* Instruction
Each record below must be returned exactly as shown.

Dataset rows

┄┄┄┄┄┄┄┄┄┄

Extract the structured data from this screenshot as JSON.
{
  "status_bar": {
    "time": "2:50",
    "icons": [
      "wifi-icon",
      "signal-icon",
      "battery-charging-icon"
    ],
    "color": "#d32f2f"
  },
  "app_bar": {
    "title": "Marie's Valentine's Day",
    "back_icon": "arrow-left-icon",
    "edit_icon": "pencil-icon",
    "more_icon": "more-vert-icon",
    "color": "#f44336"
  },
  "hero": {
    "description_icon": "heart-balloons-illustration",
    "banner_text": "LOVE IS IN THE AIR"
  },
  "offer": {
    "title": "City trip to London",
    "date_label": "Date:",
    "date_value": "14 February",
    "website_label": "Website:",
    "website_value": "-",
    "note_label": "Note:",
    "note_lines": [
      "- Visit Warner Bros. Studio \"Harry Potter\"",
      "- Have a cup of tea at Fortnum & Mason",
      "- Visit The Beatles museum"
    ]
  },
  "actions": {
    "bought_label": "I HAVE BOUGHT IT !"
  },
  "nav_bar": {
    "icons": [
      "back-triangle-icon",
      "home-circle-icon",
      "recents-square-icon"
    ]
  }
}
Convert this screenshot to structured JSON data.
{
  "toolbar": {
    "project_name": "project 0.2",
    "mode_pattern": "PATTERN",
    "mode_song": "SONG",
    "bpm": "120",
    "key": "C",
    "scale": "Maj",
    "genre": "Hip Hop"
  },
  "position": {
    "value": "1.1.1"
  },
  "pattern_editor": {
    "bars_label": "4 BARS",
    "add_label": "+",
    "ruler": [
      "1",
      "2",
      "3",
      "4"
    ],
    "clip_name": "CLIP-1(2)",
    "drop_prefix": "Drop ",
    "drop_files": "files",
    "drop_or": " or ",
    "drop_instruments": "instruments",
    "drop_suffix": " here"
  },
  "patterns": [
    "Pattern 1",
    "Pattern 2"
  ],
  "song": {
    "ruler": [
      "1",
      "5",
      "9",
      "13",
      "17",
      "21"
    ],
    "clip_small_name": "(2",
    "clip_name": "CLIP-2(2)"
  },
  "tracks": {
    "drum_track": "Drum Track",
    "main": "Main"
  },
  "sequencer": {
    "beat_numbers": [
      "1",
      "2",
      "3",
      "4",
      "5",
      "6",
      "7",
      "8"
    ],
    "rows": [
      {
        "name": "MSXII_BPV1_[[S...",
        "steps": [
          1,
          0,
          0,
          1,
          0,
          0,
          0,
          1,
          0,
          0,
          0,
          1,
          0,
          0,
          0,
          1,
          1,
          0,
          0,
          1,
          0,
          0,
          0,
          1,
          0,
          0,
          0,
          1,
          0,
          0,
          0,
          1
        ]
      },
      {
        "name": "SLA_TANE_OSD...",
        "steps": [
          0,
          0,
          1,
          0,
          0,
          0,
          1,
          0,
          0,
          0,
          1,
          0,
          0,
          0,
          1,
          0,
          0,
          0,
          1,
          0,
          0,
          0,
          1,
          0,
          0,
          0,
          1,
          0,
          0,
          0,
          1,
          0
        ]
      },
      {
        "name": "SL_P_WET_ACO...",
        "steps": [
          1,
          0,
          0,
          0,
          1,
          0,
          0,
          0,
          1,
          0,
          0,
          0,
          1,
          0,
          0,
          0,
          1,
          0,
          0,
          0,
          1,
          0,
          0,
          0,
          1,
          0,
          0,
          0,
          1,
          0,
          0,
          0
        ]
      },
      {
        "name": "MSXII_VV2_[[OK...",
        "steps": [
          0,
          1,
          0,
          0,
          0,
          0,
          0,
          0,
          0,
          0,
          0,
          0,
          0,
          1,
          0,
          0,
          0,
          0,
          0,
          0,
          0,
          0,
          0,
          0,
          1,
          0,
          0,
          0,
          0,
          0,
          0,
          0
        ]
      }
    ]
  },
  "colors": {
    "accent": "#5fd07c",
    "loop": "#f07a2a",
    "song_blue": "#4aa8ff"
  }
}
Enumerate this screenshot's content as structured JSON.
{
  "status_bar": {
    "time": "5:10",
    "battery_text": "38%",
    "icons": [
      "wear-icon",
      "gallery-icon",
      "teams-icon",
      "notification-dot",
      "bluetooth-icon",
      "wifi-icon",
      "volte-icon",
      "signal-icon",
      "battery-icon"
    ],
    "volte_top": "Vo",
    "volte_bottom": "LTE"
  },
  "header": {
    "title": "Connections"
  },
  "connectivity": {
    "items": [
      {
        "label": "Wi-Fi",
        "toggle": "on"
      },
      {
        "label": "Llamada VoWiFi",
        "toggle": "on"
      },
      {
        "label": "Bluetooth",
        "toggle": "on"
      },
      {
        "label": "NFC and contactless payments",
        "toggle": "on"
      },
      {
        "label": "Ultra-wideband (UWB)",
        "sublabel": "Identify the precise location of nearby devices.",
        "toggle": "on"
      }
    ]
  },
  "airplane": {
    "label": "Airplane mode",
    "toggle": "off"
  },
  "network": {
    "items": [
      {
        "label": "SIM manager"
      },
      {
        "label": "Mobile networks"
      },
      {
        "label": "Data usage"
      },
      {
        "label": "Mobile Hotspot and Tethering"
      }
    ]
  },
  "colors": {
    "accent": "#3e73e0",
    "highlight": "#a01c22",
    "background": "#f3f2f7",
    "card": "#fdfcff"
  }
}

┄┄┄┄┄┄┄┄┄┄

* Exercise output
Extract the structured data from this screenshot as JSON.
{
  "status_bar": {
    "time": "2:50",
    "icons": [
      "wifi-icon",
      "signal-icon",
      "battery-charging-icon"
    ],
    "color": "#d32f2f"
  },
  "app_bar": {
    "title": "Marie's Valentine's Day",
    "back_icon": "arrow-left-icon",
    "edit_icon": "pencil-icon",
    "more_icon": "more-vert-icon",
    "color": "#f44336"
  },
  "hero": {
    "description_icon": "heart-balloons-illustration",
    "banner_text": "LOVE IS IN THE AIR"
  },
  "offer": {
    "title": "City trip to London",
    "date_label": "Date:",
    "date_value": "14 February",
    "website_label": "Website:",
    "website_value": "-",
    "note_label": "Note:",
    "note_lines": [
      "- Visit Warner Bros. Studio \"Harry Potter\"",
      "- Have a cup of tea at Fortnum & Mason",
      "- Visit The Beatles museum"
    ]
  },
  "actions": {
    "bought_label": "I HAVE BOUGHT IT !"
  },
  "nav_bar": {
    "icons": [
      "back-triangle-icon",
      "home-circle-icon",
      "recents-square-icon"
    ]
  }
}
Convert this screenshot to structured JSON data.
{
  "toolbar": {
    "project_name": "project 0.2",
    "mode_pattern": "PATTERN",
    "mode_song": "SONG",
    "bpm": "120",
    "key": "C",
    "scale": "Maj",
    "genre": "Hip Hop"
  },
  "position": {
    "value": "1.1.1"
  },
  "pattern_editor": {
    "bars_label": "4 BARS",
    "add_label": "+",
    "ruler": [
      "1",
      "2",
      "3",
      "4"
    ],
    "clip_name": "CLIP-1(2)",
    "drop_prefix": "Drop ",
    "drop_files": "files",
    "drop_or": " or ",
    "drop_instruments": "instruments",
    "drop_suffix": " here"
  },
  "patterns": [
    "Pattern 1",
    "Pattern 2"
  ],
  "song": {
    "ruler": [
      "1",
      "5",
      "9",
      "13",
      "17",
      "21"
    ],
    "clip_small_name": "(2",
    "clip_name": "CLIP-2(2)"
  },
  "tracks": {
    "drum_track": "Drum Track",
    "main": "Main"
  },
  "sequencer": {
    "beat_numbers": [
      "1",
      "2",
      "3",
      "4",
      "5",
      "6",
      "7",
      "8"
    ],
    "rows": [
      {
        "name": "MSXII_BPV1_[[S...",
        "steps": [
          1,
          0,
          0,
          1,
          0,
          0,
          0,
          1,
          0,
          0,
          0,
          1,
          0,
          0,
          0,
          1,
          1,
          0,
          0,
          1,
          0,
          0,
          0,
          1,
          0,
          0,
          0,
          1,
          0,
          0,
          0,
          1
        ]
      },
      {
        "name": "SLA_TANE_OSD...",
        "steps": [
          0,
          0,
          1,
          0,
          0,
          0,
          1,
          0,
          0,
          0,
          1,
          0,
          0,
          0,
          1,
          0,
          0,
          0,
          1,
          0,
          0,
          0,
          1,
          0,
          0,
          0,
          1,
          0,
          0,
          0,
          1,
          0
        ]
      },
      {
        "name": "SL_P_WET_ACO...",
        "steps": [
          1,
          0,
          0,
          0,
          1,
          0,
          0,
          0,
          1,
          0,
          0,
          0,
          1,
          0,
          0,
          0,
          1,
          0,
          0,
          0,
          1,
          0,
          0,
          0,
          1,
          0,
          0,
          0,
          1,
          0,
          0,
          0
        ]
      },
      {
        "name": "MSXII_VV2_[[OK...",
        "steps": [
          0,
          1,
          0,
          0,
          0,
          0,
          0,
          0,
          0,
          0,
          0,
          0,
          0,
          1,
          0,
          0,
          0,
          0,
          0,
          0,
          0,
          0,
          0,
          0,
          1,
          0,
          0,
          0,
          0,
          0,
          0,
          0
        ]
      }
    ]
  },
  "colors": {
    "accent": "#5fd07c",
    "loop": "#f07a2a",
    "song_blue": "#4aa8ff"
  }
}
Enumerate this screenshot's content as structured JSON.
{
  "status_bar": {
    "time": "5:10",
    "battery_text": "38%",
    "icons": [
      "wear-icon",
      "gallery-icon",
      "teams-icon",
      "notification-dot",
      "bluetooth-icon",
      "wifi-icon",
      "volte-icon",
      "signal-icon",
      "battery-icon"
    ],
    "volte_top": "Vo",
    "volte_bottom": "LTE"
  },
  "header": {
    "title": "Connections"
  },
  "connectivity": {
    "items": [
      {
        "label": "Wi-Fi",
        "toggle": "on"
      },
      {
        "label": "Llamada VoWiFi",
        "toggle": "on"
      },
      {
        "label": "Bluetooth",
        "toggle": "on"
      },
      {
        "label": "NFC and contactless payments",
        "toggle": "on"
      },
      {
        "label": "Ultra-wideband (UWB)",
        "sublabel": "Identify the precise location of nearby devices.",
        "toggle": "on"
      }
    ]
  },
  "airplane": {
    "label": "Airplane mode",
    "toggle": "off"
  },
  "network": {
    "items": [
      {
        "label": "SIM manager"
      },
      {
        "label": "Mobile networks"
      },
      {
        "label": "Data usage"
      },
      {
        "label": "Mobile Hotspot and Tethering"
      }
    ]
  },
  "colors": {
    "accent": "#3e73e0",
    "highlight": "#a01c22",
    "background": "#f3f2f7",
    "card": "#fdfcff"
  }
}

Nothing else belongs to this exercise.